**Required work**
Skip the images and return the records below exactly.

** start of Record excerpts **

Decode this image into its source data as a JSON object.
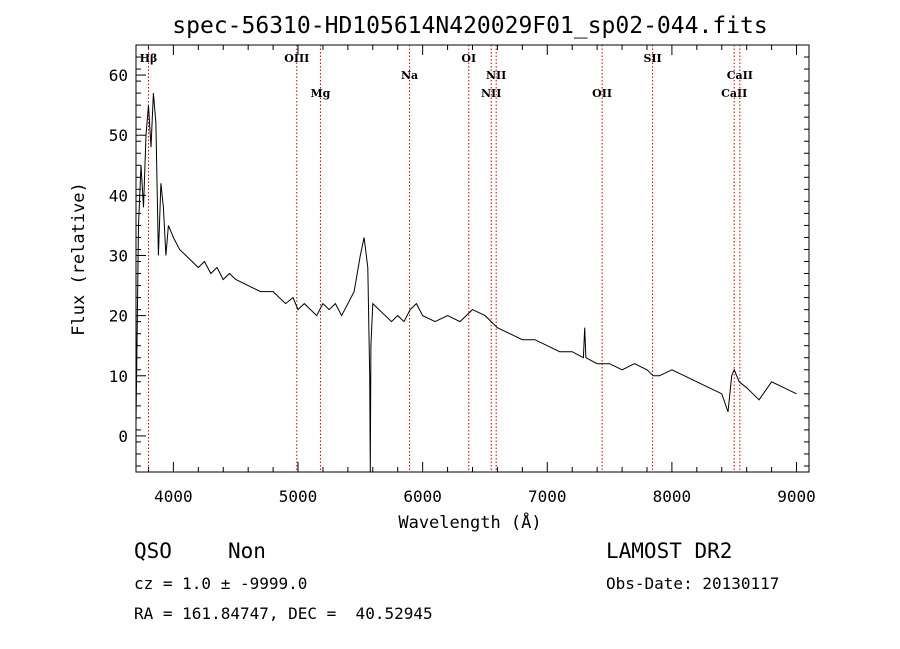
{
  "chart_data": {
    "type": "line",
    "title": "spec-56310-HD105614N420029F01_sp02-044.fits",
    "xlabel": "Wavelength (Å)",
    "ylabel": "Flux (relative)",
    "xlim": [
      3700,
      9100
    ],
    "ylim": [
      -6,
      65
    ],
    "xticks": [
      4000,
      5000,
      6000,
      7000,
      8000,
      9000
    ],
    "yticks": [
      0,
      10,
      20,
      30,
      40,
      50,
      60
    ],
    "line_color": "#000000",
    "marker_color": "#cc0000",
    "spectral_lines": [
      {
        "label": "Hβ",
        "wavelength": 3800,
        "row": "upper"
      },
      {
        "label": "OIII",
        "wavelength": 4990,
        "row": "upper"
      },
      {
        "label": "Mg",
        "wavelength": 5180,
        "row": "lower"
      },
      {
        "label": "Na",
        "wavelength": 5895,
        "row": "middle"
      },
      {
        "label": "OI",
        "wavelength": 6370,
        "row": "upper"
      },
      {
        "label": "NII",
        "wavelength": 6550,
        "row": "lower"
      },
      {
        "label": "NII",
        "wavelength": 6590,
        "row": "middle"
      },
      {
        "label": "OII",
        "wavelength": 7440,
        "row": "lower"
      },
      {
        "label": "SII",
        "wavelength": 7845,
        "row": "upper"
      },
      {
        "label": "CaII",
        "wavelength": 8500,
        "row": "lower"
      },
      {
        "label": "CaII",
        "wavelength": 8545,
        "row": "middle"
      }
    ],
    "series": [
      {
        "x": [
          3700,
          3720,
          3740,
          3760,
          3780,
          3800,
          3820,
          3840,
          3860,
          3880,
          3900,
          3920,
          3940,
          3960,
          3980,
          4000,
          4050,
          4100,
          4150,
          4200,
          4250,
          4300,
          4350,
          4400,
          4450,
          4500,
          4600,
          4700,
          4800,
          4900,
          4960,
          5000,
          5050,
          5100,
          5150,
          5200,
          5250,
          5300,
          5350,
          5400,
          5450,
          5500,
          5530,
          5560,
          5575,
          5580,
          5585,
          5600,
          5650,
          5700,
          5750,
          5800,
          5850,
          5900,
          5950,
          6000,
          6100,
          6200,
          6300,
          6400,
          6500,
          6550,
          6600,
          6700,
          6800,
          6900,
          7000,
          7100,
          7200,
          7290,
          7300,
          7310,
          7400,
          7500,
          7600,
          7700,
          7800,
          7850,
          7900,
          8000,
          8100,
          8200,
          8300,
          8400,
          8450,
          8480,
          8500,
          8540,
          8600,
          8650,
          8700,
          8800,
          8900,
          9000
        ],
        "y": [
          2,
          35,
          45,
          38,
          50,
          55,
          48,
          57,
          52,
          30,
          42,
          38,
          30,
          35,
          34,
          33,
          31,
          30,
          29,
          28,
          29,
          27,
          28,
          26,
          27,
          26,
          25,
          24,
          24,
          22,
          23,
          21,
          22,
          21,
          20,
          22,
          21,
          22,
          20,
          22,
          24,
          30,
          33,
          28,
          10,
          -6,
          15,
          22,
          21,
          20,
          19,
          20,
          19,
          21,
          22,
          20,
          19,
          20,
          19,
          21,
          20,
          19,
          18,
          17,
          16,
          16,
          15,
          14,
          14,
          13,
          18,
          13,
          12,
          12,
          11,
          12,
          11,
          10,
          10,
          11,
          10,
          9,
          8,
          7,
          4,
          10,
          11,
          9,
          8,
          7,
          6,
          9,
          8,
          7
        ]
      }
    ]
  },
  "info": {
    "class_label": "QSO",
    "subclass_label": "Non",
    "survey": "LAMOST DR2",
    "cz": "cz = 1.0 ± -9999.0",
    "obs_date": "Obs-Date: 20130117",
    "radec": "RA = 161.84747, DEC =  40.52945"
  }
}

** end of Record excerpts **

**Response to this exercise**
Decode this image into its source data as a JSON object.
{
  "chart_data": {
    "type": "line",
    "title": "spec-56310-HD105614N420029F01_sp02-044.fits",
    "xlabel": "Wavelength (Å)",
    "ylabel": "Flux (relative)",
    "xlim": [
      3700,
      9100
    ],
    "ylim": [
      -6,
      65
    ],
    "xticks": [
      4000,
      5000,
      6000,
      7000,
      8000,
      9000
    ],
    "yticks": [
      0,
      10,
      20,
      30,
      40,
      50,
      60
    ],
    "line_color": "#000000",
    "marker_color": "#cc0000",
    "spectral_lines": [
      {
        "label": "Hβ",
        "wavelength": 3800,
        "row": "upper"
      },
      {
        "label": "OIII",
        "wavelength": 4990,
        "row": "upper"
      },
      {
        "label": "Mg",
        "wavelength": 5180,
        "row": "lower"
      },
      {
        "label": "Na",
        "wavelength": 5895,
        "row": "middle"
      },
      {
        "label": "OI",
        "wavelength": 6370,
        "row": "upper"
      },
      {
        "label": "NII",
        "wavelength": 6550,
        "row": "lower"
      },
      {
        "label": "NII",
        "wavelength": 6590,
        "row": "middle"
      },
      {
        "label": "OII",
        "wavelength": 7440,
        "row": "lower"
      },
      {
        "label": "SII",
        "wavelength": 7845,
        "row": "upper"
      },
      {
        "label": "CaII",
        "wavelength": 8500,
        "row": "lower"
      },
      {
        "label": "CaII",
        "wavelength": 8545,
        "row": "middle"
      }
    ],
    "series": [
      {
        "x": [
          3700,
          3720,
          3740,
          3760,
          3780,
          3800,
          3820,
          3840,
          3860,
          3880,
          3900,
          3920,
          3940,
          3960,
          3980,
          4000,
          4050,
          4100,
          4150,
          4200,
          4250,
          4300,
          4350,
          4400,
          4450,
          4500,
          4600,
          4700,
          4800,
          4900,
          4960,
          5000,
          5050,
          5100,
          5150,
          5200,
          5250,
          5300,
          5350,
          5400,
          5450,
          5500,
          5530,
          5560,
          5575,
          5580,
          5585,
          5600,
          5650,
          5700,
          5750,
          5800,
          5850,
          5900,
          5950,
          6000,
          6100,
          6200,
          6300,
          6400,
          6500,
          6550,
          6600,
          6700,
          6800,
          6900,
          7000,
          7100,
          7200,
          7290,
          7300,
          7310,
          7400,
          7500,
          7600,
          7700,
          7800,
          7850,
          7900,
          8000,
          8100,
          8200,
          8300,
          8400,
          8450,
          8480,
          8500,
          8540,
          8600,
          8650,
          8700,
          8800,
          8900,
          9000
        ],
        "y": [
          2,
          35,
          45,
          38,
          50,
          55,
          48,
          57,
          52,
          30,
          42,
          38,
          30,
          35,
          34,
          33,
          31,
          30,
          29,
          28,
          29,
          27,
          28,
          26,
          27,
          26,
          25,
          24,
          24,
          22,
          23,
          21,
          22,
          21,
          20,
          22,
          21,
          22,
          20,
          22,
          24,
          30,
          33,
          28,
          10,
          -6,
          15,
          22,
          21,
          20,
          19,
          20,
          19,
          21,
          22,
          20,
          19,
          20,
          19,
          21,
          20,
          19,
          18,
          17,
          16,
          16,
          15,
          14,
          14,
          13,
          18,
          13,
          12,
          12,
          11,
          12,
          11,
          10,
          10,
          11,
          10,
          9,
          8,
          7,
          4,
          10,
          11,
          9,
          8,
          7,
          6,
          9,
          8,
          7
        ]
      }
    ]
  },
  "info": {
    "class_label": "QSO",
    "subclass_label": "Non",
    "survey": "LAMOST DR2",
    "cz": "cz = 1.0 ± -9999.0",
    "obs_date": "Obs-Date: 20130117",
    "radec": "RA = 161.84747, DEC =  40.52945"
  }
}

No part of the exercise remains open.